## start RECORDS

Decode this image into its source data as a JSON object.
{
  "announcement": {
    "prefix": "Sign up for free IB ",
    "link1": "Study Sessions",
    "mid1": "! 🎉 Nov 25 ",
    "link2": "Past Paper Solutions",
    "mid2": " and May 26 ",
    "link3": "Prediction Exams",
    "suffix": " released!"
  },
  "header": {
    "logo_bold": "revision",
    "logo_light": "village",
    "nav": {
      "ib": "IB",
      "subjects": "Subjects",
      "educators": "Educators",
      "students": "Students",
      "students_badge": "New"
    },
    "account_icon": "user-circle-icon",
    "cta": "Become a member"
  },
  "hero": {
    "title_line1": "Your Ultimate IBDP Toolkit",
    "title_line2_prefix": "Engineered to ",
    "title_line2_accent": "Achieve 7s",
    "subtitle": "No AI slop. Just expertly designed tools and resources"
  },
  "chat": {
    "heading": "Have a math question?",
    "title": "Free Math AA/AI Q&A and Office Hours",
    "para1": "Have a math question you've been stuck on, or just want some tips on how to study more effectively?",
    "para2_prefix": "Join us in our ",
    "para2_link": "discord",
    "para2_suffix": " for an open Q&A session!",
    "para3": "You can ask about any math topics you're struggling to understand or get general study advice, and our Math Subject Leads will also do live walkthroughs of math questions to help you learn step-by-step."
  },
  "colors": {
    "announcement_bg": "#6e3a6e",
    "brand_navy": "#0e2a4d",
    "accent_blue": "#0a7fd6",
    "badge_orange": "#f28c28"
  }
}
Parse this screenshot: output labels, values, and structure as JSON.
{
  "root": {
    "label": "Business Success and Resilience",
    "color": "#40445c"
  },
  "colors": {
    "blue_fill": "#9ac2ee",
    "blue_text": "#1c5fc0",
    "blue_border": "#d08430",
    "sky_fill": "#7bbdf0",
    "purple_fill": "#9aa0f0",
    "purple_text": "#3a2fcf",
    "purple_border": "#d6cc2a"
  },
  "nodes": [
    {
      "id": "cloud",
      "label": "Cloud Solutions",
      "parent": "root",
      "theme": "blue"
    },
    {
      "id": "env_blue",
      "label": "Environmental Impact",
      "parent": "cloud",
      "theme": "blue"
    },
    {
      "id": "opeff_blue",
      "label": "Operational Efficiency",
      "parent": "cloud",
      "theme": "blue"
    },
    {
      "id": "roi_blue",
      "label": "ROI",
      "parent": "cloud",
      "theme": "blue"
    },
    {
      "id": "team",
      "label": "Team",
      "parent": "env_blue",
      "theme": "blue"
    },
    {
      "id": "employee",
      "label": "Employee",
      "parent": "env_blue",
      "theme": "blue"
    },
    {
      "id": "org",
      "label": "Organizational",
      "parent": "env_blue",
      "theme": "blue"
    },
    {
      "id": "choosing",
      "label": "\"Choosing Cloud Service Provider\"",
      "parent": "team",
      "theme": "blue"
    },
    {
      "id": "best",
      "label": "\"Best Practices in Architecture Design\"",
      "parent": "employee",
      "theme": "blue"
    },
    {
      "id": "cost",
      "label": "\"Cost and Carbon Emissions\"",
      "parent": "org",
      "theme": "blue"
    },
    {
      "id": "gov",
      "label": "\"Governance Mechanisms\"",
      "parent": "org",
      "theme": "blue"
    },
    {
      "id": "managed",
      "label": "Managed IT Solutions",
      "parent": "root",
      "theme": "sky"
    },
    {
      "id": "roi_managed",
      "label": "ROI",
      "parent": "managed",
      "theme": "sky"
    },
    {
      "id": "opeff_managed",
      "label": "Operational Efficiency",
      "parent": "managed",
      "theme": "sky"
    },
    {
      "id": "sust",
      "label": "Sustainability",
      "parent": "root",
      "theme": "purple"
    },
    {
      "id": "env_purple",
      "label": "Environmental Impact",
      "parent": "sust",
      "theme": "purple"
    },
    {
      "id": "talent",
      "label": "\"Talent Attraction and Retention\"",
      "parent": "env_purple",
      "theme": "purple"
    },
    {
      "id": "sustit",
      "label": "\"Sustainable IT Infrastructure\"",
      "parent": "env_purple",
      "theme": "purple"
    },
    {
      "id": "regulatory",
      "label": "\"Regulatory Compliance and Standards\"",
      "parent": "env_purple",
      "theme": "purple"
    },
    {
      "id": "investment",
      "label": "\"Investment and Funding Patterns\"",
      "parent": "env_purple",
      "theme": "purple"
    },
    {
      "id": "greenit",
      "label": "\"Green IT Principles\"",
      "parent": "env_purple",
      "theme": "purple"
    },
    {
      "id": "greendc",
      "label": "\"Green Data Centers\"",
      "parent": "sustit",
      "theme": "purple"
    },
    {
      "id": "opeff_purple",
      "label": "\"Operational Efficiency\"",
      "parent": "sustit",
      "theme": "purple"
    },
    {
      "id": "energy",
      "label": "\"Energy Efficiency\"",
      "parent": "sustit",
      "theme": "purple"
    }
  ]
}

## end RECORDS

PROBLEM TO SOLVE: Every entry must be quoted exactly as it appears above.

PROBLEM SOLUTION:
Decode this image into its source data as a JSON object.
{
  "announcement": {
    "prefix": "Sign up for free IB ",
    "link1": "Study Sessions",
    "mid1": "! 🎉 Nov 25 ",
    "link2": "Past Paper Solutions",
    "mid2": " and May 26 ",
    "link3": "Prediction Exams",
    "suffix": " released!"
  },
  "header": {
    "logo_bold": "revision",
    "logo_light": "village",
    "nav": {
      "ib": "IB",
      "subjects": "Subjects",
      "educators": "Educators",
      "students": "Students",
      "students_badge": "New"
    },
    "account_icon": "user-circle-icon",
    "cta": "Become a member"
  },
  "hero": {
    "title_line1": "Your Ultimate IBDP Toolkit",
    "title_line2_prefix": "Engineered to ",
    "title_line2_accent": "Achieve 7s",
    "subtitle": "No AI slop. Just expertly designed tools and resources"
  },
  "chat": {
    "heading": "Have a math question?",
    "title": "Free Math AA/AI Q&A and Office Hours",
    "para1": "Have a math question you've been stuck on, or just want some tips on how to study more effectively?",
    "para2_prefix": "Join us in our ",
    "para2_link": "discord",
    "para2_suffix": " for an open Q&A session!",
    "para3": "You can ask about any math topics you're struggling to understand or get general study advice, and our Math Subject Leads will also do live walkthroughs of math questions to help you learn step-by-step."
  },
  "colors": {
    "announcement_bg": "#6e3a6e",
    "brand_navy": "#0e2a4d",
    "accent_blue": "#0a7fd6",
    "badge_orange": "#f28c28"
  }
}
Parse this screenshot: output labels, values, and structure as JSON.
{
  "root": {
    "label": "Business Success and Resilience",
    "color": "#40445c"
  },
  "colors": {
    "blue_fill": "#9ac2ee",
    "blue_text": "#1c5fc0",
    "blue_border": "#d08430",
    "sky_fill": "#7bbdf0",
    "purple_fill": "#9aa0f0",
    "purple_text": "#3a2fcf",
    "purple_border": "#d6cc2a"
  },
  "nodes": [
    {
      "id": "cloud",
      "label": "Cloud Solutions",
      "parent": "root",
      "theme": "blue"
    },
    {
      "id": "env_blue",
      "label": "Environmental Impact",
      "parent": "cloud",
      "theme": "blue"
    },
    {
      "id": "opeff_blue",
      "label": "Operational Efficiency",
      "parent": "cloud",
      "theme": "blue"
    },
    {
      "id": "roi_blue",
      "label": "ROI",
      "parent": "cloud",
      "theme": "blue"
    },
    {
      "id": "team",
      "label": "Team",
      "parent": "env_blue",
      "theme": "blue"
    },
    {
      "id": "employee",
      "label": "Employee",
      "parent": "env_blue",
      "theme": "blue"
    },
    {
      "id": "org",
      "label": "Organizational",
      "parent": "env_blue",
      "theme": "blue"
    },
    {
      "id": "choosing",
      "label": "\"Choosing Cloud Service Provider\"",
      "parent": "team",
      "theme": "blue"
    },
    {
      "id": "best",
      "label": "\"Best Practices in Architecture Design\"",
      "parent": "employee",
      "theme": "blue"
    },
    {
      "id": "cost",
      "label": "\"Cost and Carbon Emissions\"",
      "parent": "org",
      "theme": "blue"
    },
    {
      "id": "gov",
      "label": "\"Governance Mechanisms\"",
      "parent": "org",
      "theme": "blue"
    },
    {
      "id": "managed",
      "label": "Managed IT Solutions",
      "parent": "root",
      "theme": "sky"
    },
    {
      "id": "roi_managed",
      "label": "ROI",
      "parent": "managed",
      "theme": "sky"
    },
    {
      "id": "opeff_managed",
      "label": "Operational Efficiency",
      "parent": "managed",
      "theme": "sky"
    },
    {
      "id": "sust",
      "label": "Sustainability",
      "parent": "root",
      "theme": "purple"
    },
    {
      "id": "env_purple",
      "label": "Environmental Impact",
      "parent": "sust",
      "theme": "purple"
    },
    {
      "id": "talent",
      "label": "\"Talent Attraction and Retention\"",
      "parent": "env_purple",
      "theme": "purple"
    },
    {
      "id": "sustit",
      "label": "\"Sustainable IT Infrastructure\"",
      "parent": "env_purple",
      "theme": "purple"
    },
    {
      "id": "regulatory",
      "label": "\"Regulatory Compliance and Standards\"",
      "parent": "env_purple",
      "theme": "purple"
    },
    {
      "id": "investment",
      "label": "\"Investment and Funding Patterns\"",
      "parent": "env_purple",
      "theme": "purple"
    },
    {
      "id": "greenit",
      "label": "\"Green IT Principles\"",
      "parent": "env_purple",
      "theme": "purple"
    },
    {
      "id": "greendc",
      "label": "\"Green Data Centers\"",
      "parent": "sustit",
      "theme": "purple"
    },
    {
      "id": "opeff_purple",
      "label": "\"Operational Efficiency\"",
      "parent": "sustit",
      "theme": "purple"
    },
    {
      "id": "energy",
      "label": "\"Energy Efficiency\"",
      "parent": "sustit",
      "theme": "purple"
    }
  ]
}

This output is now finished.